(Stored dataset items)
-- begin --

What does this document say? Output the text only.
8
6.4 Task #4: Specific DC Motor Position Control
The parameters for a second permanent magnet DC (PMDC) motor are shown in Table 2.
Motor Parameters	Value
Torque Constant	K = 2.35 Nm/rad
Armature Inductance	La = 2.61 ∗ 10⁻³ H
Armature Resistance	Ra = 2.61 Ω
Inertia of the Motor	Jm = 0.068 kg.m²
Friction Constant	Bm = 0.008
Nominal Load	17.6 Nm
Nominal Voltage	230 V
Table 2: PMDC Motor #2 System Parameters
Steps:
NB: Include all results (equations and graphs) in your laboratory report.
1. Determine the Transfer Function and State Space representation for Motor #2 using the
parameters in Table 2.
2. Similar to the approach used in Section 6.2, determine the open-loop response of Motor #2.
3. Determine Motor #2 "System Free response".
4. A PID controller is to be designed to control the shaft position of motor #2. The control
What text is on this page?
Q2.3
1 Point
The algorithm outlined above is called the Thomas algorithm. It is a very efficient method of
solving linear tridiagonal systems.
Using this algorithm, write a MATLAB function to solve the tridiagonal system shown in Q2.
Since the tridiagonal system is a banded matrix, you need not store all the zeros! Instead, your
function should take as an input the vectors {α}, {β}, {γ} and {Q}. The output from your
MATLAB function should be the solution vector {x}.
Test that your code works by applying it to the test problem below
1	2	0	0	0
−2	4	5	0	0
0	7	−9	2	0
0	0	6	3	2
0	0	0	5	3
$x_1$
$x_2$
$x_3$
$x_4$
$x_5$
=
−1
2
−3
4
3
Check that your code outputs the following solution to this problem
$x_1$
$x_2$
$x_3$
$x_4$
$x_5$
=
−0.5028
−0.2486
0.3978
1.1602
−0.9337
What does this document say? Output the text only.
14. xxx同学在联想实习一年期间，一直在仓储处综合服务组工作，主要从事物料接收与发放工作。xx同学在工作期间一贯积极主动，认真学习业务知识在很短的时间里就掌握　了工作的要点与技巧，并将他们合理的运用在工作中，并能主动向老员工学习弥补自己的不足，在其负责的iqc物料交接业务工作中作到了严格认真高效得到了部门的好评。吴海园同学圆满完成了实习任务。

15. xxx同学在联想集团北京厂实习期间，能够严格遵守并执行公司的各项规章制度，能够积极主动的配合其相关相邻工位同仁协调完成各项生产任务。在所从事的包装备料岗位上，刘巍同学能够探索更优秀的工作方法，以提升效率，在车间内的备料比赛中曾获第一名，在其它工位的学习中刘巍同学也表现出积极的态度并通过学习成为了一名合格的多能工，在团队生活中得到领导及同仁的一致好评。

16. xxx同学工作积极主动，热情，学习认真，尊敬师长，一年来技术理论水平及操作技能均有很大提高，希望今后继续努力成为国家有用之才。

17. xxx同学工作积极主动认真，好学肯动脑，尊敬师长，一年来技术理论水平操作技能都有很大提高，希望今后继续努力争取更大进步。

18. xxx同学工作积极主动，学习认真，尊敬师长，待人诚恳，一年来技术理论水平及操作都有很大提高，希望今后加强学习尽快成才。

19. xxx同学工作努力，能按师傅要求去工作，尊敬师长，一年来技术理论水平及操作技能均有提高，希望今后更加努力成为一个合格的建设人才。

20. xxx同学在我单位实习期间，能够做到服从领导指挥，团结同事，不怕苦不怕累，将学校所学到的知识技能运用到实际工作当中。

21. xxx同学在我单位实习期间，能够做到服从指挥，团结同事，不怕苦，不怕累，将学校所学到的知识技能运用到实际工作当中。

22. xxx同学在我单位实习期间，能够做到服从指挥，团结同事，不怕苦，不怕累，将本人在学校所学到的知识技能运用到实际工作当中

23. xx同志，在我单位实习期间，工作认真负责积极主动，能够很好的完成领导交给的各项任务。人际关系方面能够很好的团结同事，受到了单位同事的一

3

-- end --

__What the task requires__
Pick out the lines containing the string "将学校所学到的知识技能运用到实际工作当中".

__Written response__
20. xxx同学在我单位实习期间，能够做到服从领导指挥，团结同事，不怕苦不怕累，将学校所学到的知识技能运用到实际工作当中。
21. xxx同学在我单位实习期间，能够做到服从指挥，团结同事，不怕苦，不怕累，将学校所学到的知识技能运用到实际工作当中。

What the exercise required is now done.